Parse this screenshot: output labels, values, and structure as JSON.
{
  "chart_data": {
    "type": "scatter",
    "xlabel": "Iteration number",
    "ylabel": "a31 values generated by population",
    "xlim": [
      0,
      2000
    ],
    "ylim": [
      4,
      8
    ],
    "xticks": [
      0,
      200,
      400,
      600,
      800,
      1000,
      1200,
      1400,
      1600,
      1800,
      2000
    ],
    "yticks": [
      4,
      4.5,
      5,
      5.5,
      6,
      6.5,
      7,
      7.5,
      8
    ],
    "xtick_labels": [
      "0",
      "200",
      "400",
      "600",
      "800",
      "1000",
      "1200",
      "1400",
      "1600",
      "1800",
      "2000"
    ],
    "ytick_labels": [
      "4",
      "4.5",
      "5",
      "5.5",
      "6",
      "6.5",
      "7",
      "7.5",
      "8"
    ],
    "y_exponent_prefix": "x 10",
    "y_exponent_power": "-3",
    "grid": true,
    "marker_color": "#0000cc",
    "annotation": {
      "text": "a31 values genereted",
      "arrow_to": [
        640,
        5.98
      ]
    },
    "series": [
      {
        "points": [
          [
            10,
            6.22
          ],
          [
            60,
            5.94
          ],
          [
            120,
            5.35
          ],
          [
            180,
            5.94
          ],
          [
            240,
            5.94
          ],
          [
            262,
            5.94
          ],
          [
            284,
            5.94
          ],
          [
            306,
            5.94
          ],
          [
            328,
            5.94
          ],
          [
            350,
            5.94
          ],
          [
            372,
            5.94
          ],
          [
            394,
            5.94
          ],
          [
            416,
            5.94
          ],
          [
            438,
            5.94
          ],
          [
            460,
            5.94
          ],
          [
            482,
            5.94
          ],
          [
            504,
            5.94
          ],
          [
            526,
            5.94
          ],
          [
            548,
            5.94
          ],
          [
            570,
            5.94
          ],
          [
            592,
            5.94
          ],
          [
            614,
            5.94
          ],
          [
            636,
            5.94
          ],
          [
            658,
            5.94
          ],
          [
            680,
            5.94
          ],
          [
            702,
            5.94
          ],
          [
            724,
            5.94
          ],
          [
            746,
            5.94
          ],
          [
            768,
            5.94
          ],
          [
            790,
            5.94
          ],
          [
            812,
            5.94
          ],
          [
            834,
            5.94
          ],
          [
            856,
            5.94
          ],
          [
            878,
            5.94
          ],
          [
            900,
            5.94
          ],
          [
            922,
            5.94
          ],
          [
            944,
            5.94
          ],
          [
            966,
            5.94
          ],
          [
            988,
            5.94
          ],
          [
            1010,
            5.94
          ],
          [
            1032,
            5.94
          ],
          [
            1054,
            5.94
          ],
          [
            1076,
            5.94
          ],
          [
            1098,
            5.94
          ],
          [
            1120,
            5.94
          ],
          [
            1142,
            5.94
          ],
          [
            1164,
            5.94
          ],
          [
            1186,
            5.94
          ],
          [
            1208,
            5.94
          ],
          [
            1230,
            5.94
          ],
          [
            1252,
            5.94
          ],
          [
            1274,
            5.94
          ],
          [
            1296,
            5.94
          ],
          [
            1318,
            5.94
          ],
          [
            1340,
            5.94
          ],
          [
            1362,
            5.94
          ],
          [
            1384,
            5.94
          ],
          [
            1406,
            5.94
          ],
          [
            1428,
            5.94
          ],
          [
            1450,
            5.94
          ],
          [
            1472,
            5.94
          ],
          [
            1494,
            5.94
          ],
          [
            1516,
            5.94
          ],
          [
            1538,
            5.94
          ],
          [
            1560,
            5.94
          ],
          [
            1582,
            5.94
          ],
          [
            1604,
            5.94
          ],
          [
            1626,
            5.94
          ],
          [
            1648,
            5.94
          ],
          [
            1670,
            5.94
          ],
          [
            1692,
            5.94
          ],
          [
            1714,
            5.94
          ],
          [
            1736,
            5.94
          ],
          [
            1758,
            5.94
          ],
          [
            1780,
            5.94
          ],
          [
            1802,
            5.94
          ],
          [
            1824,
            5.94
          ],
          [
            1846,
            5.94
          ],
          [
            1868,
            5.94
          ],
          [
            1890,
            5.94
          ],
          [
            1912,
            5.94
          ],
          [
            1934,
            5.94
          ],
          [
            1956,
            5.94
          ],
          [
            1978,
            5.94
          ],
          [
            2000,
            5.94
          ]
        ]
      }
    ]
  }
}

◇ ◇ ◇ ◇ ◇ ◇ ◇

GIVEN EXERCISE ▸ Filter the entries down to the lines containing "values". Copy each of those lines.

FULL OUTPUT ▸
Parse this screenshot: output labels, values, and structure as JSON.
    "ylabel": "a31 values generated by population",
      "text": "a31 values genereted",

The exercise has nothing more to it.